§ What the task requires:
Every record must appear in your copy exactly as written, with no pictures.
◆ ◆ ◆ ◆
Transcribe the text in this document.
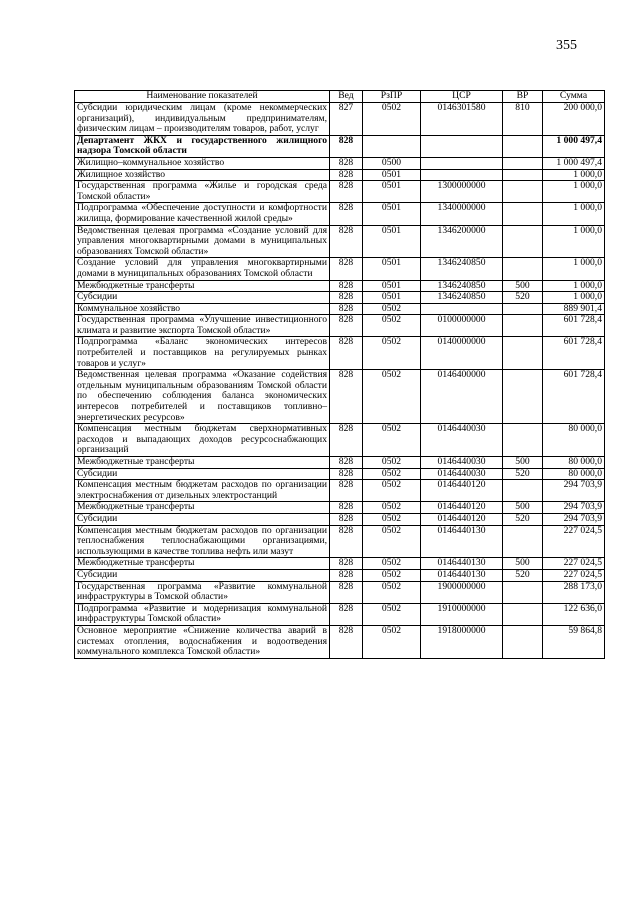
355
Наименование показателей	Вед	РзПР	ЦСР	ВР	Сумма
Субсидии юридическим лицам (кроме некоммерческих организаций), индивидуальным предпринимателям, физическим лицам – производителям товаров, работ, услуг	827	0502	0146301580	810	200 000,0
Департамент ЖКХ и государственного жилищного надзора Томской области	828				1 000 497,4
Жилищно–коммунальное хозяйство	828	0500			1 000 497,4
Жилищное хозяйство	828	0501			1 000,0
Государственная программа «Жилье и городская среда Томской области»	828	0501	1300000000		1 000,0
Подпрограмма «Обеспечение доступности и комфортности жилища, формирование качественной жилой среды»	828	0501	1340000000		1 000,0
Ведомственная целевая программа «Создание условий для управления многоквартирными домами в муниципальных образованиях Томской области»	828	0501	1346200000		1 000,0
Создание условий для управления многоквартирными домами в муниципальных образованиях Томской области	828	0501	1346240850		1 000,0
Межбюджетные трансферты	828	0501	1346240850	500	1 000,0
Субсидии	828	0501	1346240850	520	1 000,0
Коммунальное хозяйство	828	0502			889 901,4
Государственная программа «Улучшение инвестиционного климата и развитие экспорта Томской области»	828	0502	0100000000		601 728,4
Подпрограмма «Баланс экономических интересов потребителей и поставщиков на регулируемых рынках товаров и услуг»	828	0502	0140000000		601 728,4
Ведомственная целевая программа «Оказание содействия отдельным муниципальным образованиям Томской области по обеспечению соблюдения баланса экономических интересов потребителей и поставщиков топливно–энергетических ресурсов»	828	0502	0146400000		601 728,4
Компенсация местным бюджетам сверхнормативных расходов и выпадающих доходов ресурсоснабжающих организаций	828	0502	0146440030		80 000,0
Межбюджетные трансферты	828	0502	0146440030	500	80 000,0
Субсидии	828	0502	0146440030	520	80 000,0
Компенсация местным бюджетам расходов по организации электроснабжения от дизельных электростанций	828	0502	0146440120		294 703,9
Межбюджетные трансферты	828	0502	0146440120	500	294 703,9
Субсидии	828	0502	0146440120	520	294 703,9
Компенсация местным бюджетам расходов по организации теплоснабжения теплоснабжающими организациями, использующими в качестве топлива нефть или мазут	828	0502	0146440130		227 024,5
Межбюджетные трансферты	828	0502	0146440130	500	227 024,5
Субсидии	828	0502	0146440130	520	227 024,5
Государственная программа «Развитие коммунальной инфраструктуры в Томской области»	828	0502	1900000000		288 173,0
Подпрограмма «Развитие и модернизация коммунальной инфраструктуры Томской области»	828	0502	1910000000		122 636,0
Основное мероприятие «Снижение количества аварий в системах отопления, водоснабжения и водоотведения коммунального комплекса Томской области»	828	0502	1918000000		59 864,8
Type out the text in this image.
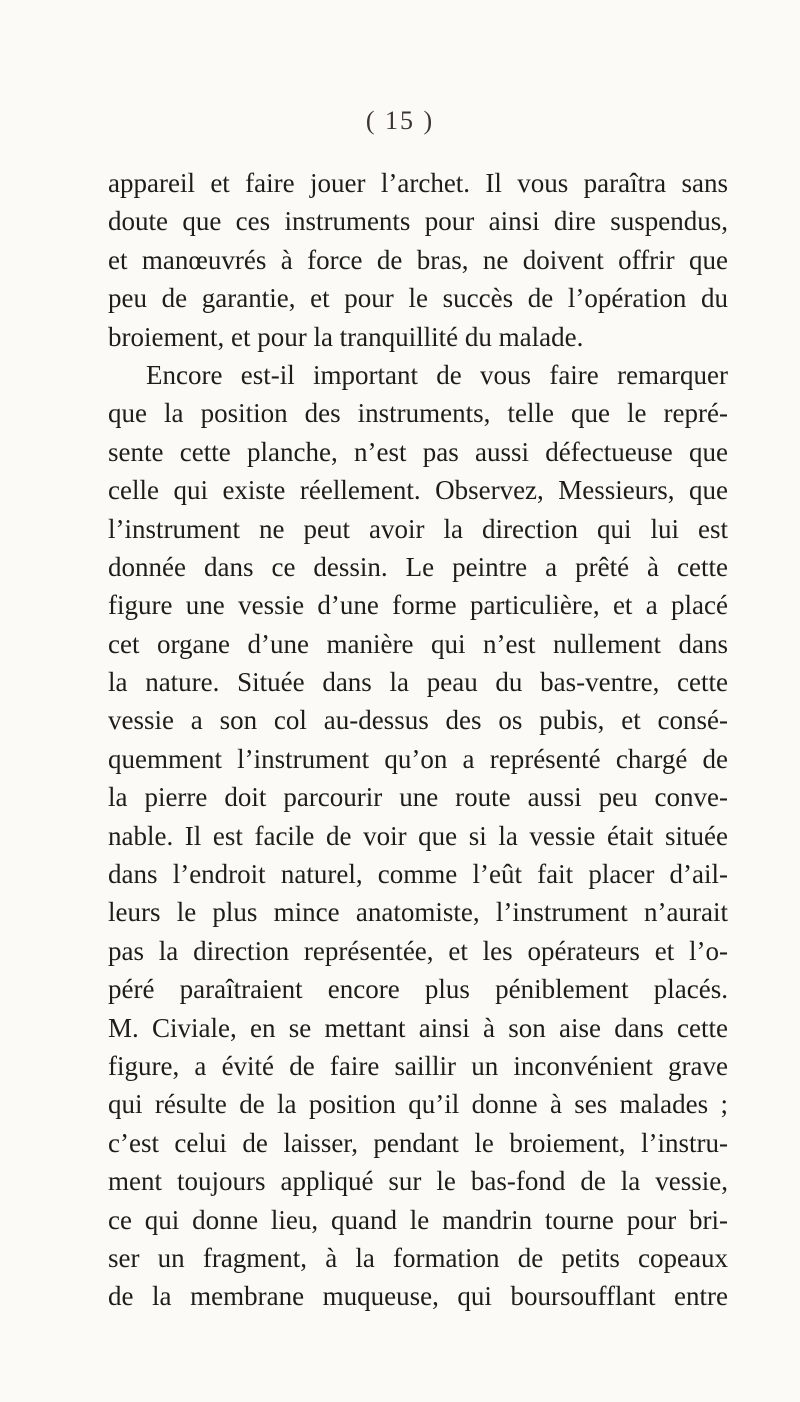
( 15 )
appareil et faire jouer l’archet. Il vous paraîtra sans
doute que ces instruments pour ainsi dire suspendus,
et manœuvrés à force de bras, ne doivent offrir que
peu de garantie, et pour le succès de l’opération du
broiement, et pour la tranquillité du malade.
Encore est-il important de vous faire remarquer
que la position des instruments, telle que le repré-
sente cette planche, n’est pas aussi défectueuse que
celle qui existe réellement. Observez, Messieurs, que
l’instrument ne peut avoir la direction qui lui est
donnée dans ce dessin. Le peintre a prêté à cette
figure une vessie d’une forme particulière, et a placé
cet organe d’une manière qui n’est nullement dans
la nature. Située dans la peau du bas-ventre, cette
vessie a son col au-dessus des os pubis, et consé-
quemment l’instrument qu’on a représenté chargé de
la pierre doit parcourir une route aussi peu conve-
nable. Il est facile de voir que si la vessie était située
dans l’endroit naturel, comme l’eût fait placer d’ail-
leurs le plus mince anatomiste, l’instrument n’aurait
pas la direction représentée, et les opérateurs et l’o-
péré paraîtraient encore plus péniblement placés.
M. Civiale, en se mettant ainsi à son aise dans cette
figure, a évité de faire saillir un inconvénient grave
qui résulte de la position qu’il donne à ses malades ;
c’est celui de laisser, pendant le broiement, l’instru-
ment toujours appliqué sur le bas-fond de la vessie,
ce qui donne lieu, quand le mandrin tourne pour bri-
ser un fragment, à la formation de petits copeaux
de la membrane muqueuse, qui boursoufflant entre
◆ ◆ ◆ ◆
§ Answer to this exercise:
Transcribe the text in this document.
355
Наименование показателей	Вед	РзПР	ЦСР	ВР	Сумма
Субсидии юридическим лицам (кроме некоммерческих организаций), индивидуальным предпринимателям, физическим лицам – производителям товаров, работ, услуг	827	0502	0146301580	810	200 000,0
Департамент ЖКХ и государственного жилищного надзора Томской области	828				1 000 497,4
Жилищно–коммунальное хозяйство	828	0500			1 000 497,4
Жилищное хозяйство	828	0501			1 000,0
Государственная программа «Жилье и городская среда Томской области»	828	0501	1300000000		1 000,0
Подпрограмма «Обеспечение доступности и комфортности жилища, формирование качественной жилой среды»	828	0501	1340000000		1 000,0
Ведомственная целевая программа «Создание условий для управления многоквартирными домами в муниципальных образованиях Томской области»	828	0501	1346200000		1 000,0
Создание условий для управления многоквартирными домами в муниципальных образованиях Томской области	828	0501	1346240850		1 000,0
Межбюджетные трансферты	828	0501	1346240850	500	1 000,0
Субсидии	828	0501	1346240850	520	1 000,0
Коммунальное хозяйство	828	0502			889 901,4
Государственная программа «Улучшение инвестиционного климата и развитие экспорта Томской области»	828	0502	0100000000		601 728,4
Подпрограмма «Баланс экономических интересов потребителей и поставщиков на регулируемых рынках товаров и услуг»	828	0502	0140000000		601 728,4
Ведомственная целевая программа «Оказание содействия отдельным муниципальным образованиям Томской области по обеспечению соблюдения баланса экономических интересов потребителей и поставщиков топливно–энергетических ресурсов»	828	0502	0146400000		601 728,4
Компенсация местным бюджетам сверхнормативных расходов и выпадающих доходов ресурсоснабжающих организаций	828	0502	0146440030		80 000,0
Межбюджетные трансферты	828	0502	0146440030	500	80 000,0
Субсидии	828	0502	0146440030	520	80 000,0
Компенсация местным бюджетам расходов по организации электроснабжения от дизельных электростанций	828	0502	0146440120		294 703,9
Межбюджетные трансферты	828	0502	0146440120	500	294 703,9
Субсидии	828	0502	0146440120	520	294 703,9
Компенсация местным бюджетам расходов по организации теплоснабжения теплоснабжающими организациями, использующими в качестве топлива нефть или мазут	828	0502	0146440130		227 024,5
Межбюджетные трансферты	828	0502	0146440130	500	227 024,5
Субсидии	828	0502	0146440130	520	227 024,5
Государственная программа «Развитие коммунальной инфраструктуры в Томской области»	828	0502	1900000000		288 173,0
Подпрограмма «Развитие и модернизация коммунальной инфраструктуры Томской области»	828	0502	1910000000		122 636,0
Основное мероприятие «Снижение количества аварий в системах отопления, водоснабжения и водоотведения коммунального комплекса Томской области»	828	0502	1918000000		59 864,8
Type out the text in this image.
( 15 )
appareil et faire jouer l’archet. Il vous paraîtra sans
doute que ces instruments pour ainsi dire suspendus,
et manœuvrés à force de bras, ne doivent offrir que
peu de garantie, et pour le succès de l’opération du
broiement, et pour la tranquillité du malade.
Encore est-il important de vous faire remarquer
que la position des instruments, telle que le repré-
sente cette planche, n’est pas aussi défectueuse que
celle qui existe réellement. Observez, Messieurs, que
l’instrument ne peut avoir la direction qui lui est
donnée dans ce dessin. Le peintre a prêté à cette
figure une vessie d’une forme particulière, et a placé
cet organe d’une manière qui n’est nullement dans
la nature. Située dans la peau du bas-ventre, cette
vessie a son col au-dessus des os pubis, et consé-
quemment l’instrument qu’on a représenté chargé de
la pierre doit parcourir une route aussi peu conve-
nable. Il est facile de voir que si la vessie était située
dans l’endroit naturel, comme l’eût fait placer d’ail-
leurs le plus mince anatomiste, l’instrument n’aurait
pas la direction représentée, et les opérateurs et l’o-
péré paraîtraient encore plus péniblement placés.
M. Civiale, en se mettant ainsi à son aise dans cette
figure, a évité de faire saillir un inconvénient grave
qui résulte de la position qu’il donne à ses malades ;
c’est celui de laisser, pendant le broiement, l’instru-
ment toujours appliqué sur le bas-fond de la vessie,
ce qui donne lieu, quand le mandrin tourne pour bri-
ser un fragment, à la formation de petits copeaux
de la membrane muqueuse, qui boursoufflant entre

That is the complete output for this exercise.